◆ **Task**: List all lines of the data that include the string "Account".

****************************************

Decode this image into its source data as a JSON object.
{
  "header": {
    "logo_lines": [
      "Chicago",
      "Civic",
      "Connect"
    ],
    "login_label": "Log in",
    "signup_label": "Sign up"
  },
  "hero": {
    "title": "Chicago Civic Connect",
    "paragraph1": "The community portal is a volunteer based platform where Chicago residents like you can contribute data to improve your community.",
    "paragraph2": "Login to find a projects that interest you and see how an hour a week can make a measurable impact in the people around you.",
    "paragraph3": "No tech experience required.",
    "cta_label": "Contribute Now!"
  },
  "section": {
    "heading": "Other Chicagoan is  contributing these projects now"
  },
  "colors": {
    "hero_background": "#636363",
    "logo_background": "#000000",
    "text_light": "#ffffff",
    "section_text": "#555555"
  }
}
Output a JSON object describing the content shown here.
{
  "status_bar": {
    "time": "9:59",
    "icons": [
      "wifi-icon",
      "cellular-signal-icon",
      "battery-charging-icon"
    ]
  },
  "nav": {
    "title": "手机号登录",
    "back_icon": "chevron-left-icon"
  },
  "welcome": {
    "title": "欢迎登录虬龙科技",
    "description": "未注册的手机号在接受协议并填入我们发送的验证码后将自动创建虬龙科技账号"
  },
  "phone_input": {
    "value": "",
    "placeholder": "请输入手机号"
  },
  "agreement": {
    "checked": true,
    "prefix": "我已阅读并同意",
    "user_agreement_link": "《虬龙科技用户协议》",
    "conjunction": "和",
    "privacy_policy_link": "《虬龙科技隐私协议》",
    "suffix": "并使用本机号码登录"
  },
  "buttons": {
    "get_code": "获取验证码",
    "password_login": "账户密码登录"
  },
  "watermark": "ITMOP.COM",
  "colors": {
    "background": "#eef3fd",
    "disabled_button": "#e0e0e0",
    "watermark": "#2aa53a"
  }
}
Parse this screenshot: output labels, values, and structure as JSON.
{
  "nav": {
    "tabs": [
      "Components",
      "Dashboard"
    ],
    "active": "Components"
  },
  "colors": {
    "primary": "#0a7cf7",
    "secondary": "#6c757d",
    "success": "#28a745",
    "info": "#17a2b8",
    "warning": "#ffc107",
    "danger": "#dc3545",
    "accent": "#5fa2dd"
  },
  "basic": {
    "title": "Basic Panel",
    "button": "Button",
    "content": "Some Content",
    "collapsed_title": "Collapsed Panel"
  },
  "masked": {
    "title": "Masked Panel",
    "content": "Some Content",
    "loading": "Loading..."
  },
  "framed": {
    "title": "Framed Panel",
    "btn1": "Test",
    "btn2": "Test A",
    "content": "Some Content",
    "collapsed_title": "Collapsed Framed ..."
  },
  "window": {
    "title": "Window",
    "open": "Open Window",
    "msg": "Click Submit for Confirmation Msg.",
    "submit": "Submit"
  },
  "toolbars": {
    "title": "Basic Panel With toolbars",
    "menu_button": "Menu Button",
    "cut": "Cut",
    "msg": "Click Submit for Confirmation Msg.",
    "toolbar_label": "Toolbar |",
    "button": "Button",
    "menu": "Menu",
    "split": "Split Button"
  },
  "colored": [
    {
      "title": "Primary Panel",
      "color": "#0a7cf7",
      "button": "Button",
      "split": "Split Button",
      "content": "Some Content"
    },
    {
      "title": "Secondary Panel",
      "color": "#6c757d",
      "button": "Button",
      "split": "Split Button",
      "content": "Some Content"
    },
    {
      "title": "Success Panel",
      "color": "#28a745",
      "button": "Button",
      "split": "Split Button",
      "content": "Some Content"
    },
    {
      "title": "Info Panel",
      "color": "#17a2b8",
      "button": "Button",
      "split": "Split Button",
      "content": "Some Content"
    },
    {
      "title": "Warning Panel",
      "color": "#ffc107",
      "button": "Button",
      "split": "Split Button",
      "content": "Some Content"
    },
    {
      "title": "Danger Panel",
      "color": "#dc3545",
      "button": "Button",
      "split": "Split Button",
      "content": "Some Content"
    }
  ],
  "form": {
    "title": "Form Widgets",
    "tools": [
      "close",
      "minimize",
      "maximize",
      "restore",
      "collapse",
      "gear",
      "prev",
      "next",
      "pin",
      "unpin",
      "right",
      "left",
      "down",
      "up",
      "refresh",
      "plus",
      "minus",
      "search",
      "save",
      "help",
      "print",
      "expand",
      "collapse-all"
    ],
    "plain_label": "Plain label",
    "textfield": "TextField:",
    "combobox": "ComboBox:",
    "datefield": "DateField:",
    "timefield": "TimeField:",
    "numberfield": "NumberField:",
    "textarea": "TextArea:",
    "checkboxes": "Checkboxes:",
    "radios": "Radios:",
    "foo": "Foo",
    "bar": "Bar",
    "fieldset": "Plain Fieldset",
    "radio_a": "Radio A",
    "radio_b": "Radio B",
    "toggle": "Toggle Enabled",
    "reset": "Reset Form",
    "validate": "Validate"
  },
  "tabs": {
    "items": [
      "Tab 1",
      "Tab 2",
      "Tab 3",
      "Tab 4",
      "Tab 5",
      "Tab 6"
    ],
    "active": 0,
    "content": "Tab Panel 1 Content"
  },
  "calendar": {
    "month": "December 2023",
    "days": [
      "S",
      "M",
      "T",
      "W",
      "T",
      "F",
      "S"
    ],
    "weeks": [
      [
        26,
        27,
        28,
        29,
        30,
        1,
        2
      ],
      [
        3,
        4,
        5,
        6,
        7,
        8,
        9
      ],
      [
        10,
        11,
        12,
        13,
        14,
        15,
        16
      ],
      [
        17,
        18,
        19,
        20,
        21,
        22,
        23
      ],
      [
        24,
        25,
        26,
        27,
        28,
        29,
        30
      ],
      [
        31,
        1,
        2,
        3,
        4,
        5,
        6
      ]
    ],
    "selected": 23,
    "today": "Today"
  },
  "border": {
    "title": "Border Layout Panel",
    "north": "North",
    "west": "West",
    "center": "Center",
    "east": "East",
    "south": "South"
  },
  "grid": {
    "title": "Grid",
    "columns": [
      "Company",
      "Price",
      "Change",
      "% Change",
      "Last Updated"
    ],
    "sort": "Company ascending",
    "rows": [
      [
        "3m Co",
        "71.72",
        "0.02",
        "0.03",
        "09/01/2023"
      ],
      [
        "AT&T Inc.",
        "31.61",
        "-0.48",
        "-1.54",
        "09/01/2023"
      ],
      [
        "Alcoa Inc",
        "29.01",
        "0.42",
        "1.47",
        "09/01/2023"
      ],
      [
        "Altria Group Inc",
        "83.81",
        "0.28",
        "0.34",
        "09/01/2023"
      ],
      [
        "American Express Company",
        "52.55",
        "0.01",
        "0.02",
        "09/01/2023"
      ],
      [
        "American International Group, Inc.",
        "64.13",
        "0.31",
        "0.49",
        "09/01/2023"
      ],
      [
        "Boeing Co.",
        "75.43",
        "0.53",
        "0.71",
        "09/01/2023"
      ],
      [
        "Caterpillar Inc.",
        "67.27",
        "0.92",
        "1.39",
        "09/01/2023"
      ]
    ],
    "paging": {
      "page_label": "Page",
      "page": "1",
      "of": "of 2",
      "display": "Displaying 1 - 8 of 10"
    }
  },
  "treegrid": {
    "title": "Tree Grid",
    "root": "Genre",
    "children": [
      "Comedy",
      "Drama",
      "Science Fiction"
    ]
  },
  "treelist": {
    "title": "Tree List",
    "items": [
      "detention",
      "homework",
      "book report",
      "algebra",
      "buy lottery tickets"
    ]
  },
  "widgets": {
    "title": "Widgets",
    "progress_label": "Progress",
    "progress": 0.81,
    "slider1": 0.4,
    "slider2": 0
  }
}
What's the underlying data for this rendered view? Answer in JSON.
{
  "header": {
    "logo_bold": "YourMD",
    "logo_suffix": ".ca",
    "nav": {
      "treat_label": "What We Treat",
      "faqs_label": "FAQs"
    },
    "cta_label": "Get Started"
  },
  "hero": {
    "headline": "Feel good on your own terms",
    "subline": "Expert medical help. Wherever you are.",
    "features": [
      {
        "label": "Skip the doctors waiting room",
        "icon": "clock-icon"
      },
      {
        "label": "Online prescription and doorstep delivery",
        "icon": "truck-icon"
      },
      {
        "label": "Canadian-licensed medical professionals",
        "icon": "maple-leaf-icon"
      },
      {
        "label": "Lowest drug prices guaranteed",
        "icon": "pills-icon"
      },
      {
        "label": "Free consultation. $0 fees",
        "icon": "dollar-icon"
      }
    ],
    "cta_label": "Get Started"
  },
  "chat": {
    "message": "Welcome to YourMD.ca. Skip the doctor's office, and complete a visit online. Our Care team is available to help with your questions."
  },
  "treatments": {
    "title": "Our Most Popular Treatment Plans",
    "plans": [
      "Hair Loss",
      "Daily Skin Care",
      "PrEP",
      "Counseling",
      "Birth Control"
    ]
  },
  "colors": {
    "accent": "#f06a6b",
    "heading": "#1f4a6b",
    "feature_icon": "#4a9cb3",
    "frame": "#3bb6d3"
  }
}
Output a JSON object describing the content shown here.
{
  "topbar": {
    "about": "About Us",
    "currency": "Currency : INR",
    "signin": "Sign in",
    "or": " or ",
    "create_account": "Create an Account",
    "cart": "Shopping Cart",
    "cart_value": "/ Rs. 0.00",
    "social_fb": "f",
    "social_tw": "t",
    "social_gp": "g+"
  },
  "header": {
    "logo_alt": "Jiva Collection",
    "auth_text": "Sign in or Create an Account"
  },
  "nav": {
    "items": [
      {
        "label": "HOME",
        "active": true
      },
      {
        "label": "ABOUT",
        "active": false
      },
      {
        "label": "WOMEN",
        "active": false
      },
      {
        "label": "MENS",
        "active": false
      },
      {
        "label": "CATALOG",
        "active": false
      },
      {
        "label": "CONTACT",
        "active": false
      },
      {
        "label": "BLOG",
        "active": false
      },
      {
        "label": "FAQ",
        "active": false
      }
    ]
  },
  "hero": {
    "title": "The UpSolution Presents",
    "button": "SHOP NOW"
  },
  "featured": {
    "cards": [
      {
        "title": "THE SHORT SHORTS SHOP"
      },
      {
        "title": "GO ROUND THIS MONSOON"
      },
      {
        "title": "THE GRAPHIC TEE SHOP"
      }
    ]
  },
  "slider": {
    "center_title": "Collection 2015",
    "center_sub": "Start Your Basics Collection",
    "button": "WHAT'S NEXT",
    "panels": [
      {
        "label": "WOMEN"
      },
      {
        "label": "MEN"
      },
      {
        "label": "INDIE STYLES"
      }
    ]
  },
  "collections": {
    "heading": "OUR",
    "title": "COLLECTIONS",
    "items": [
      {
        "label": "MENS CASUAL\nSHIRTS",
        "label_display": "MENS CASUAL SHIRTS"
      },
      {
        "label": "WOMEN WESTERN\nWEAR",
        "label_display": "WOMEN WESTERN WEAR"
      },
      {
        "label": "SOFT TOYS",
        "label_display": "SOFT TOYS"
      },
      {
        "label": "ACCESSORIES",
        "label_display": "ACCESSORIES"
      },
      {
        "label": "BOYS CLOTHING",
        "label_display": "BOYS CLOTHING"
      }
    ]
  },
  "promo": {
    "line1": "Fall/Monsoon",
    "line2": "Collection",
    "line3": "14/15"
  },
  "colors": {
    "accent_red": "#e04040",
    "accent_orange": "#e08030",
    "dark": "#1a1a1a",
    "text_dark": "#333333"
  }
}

****************************************

◆ **Solution**:
    "create_account": "Create an Account",
    "auth_text": "Sign in or Create an Account"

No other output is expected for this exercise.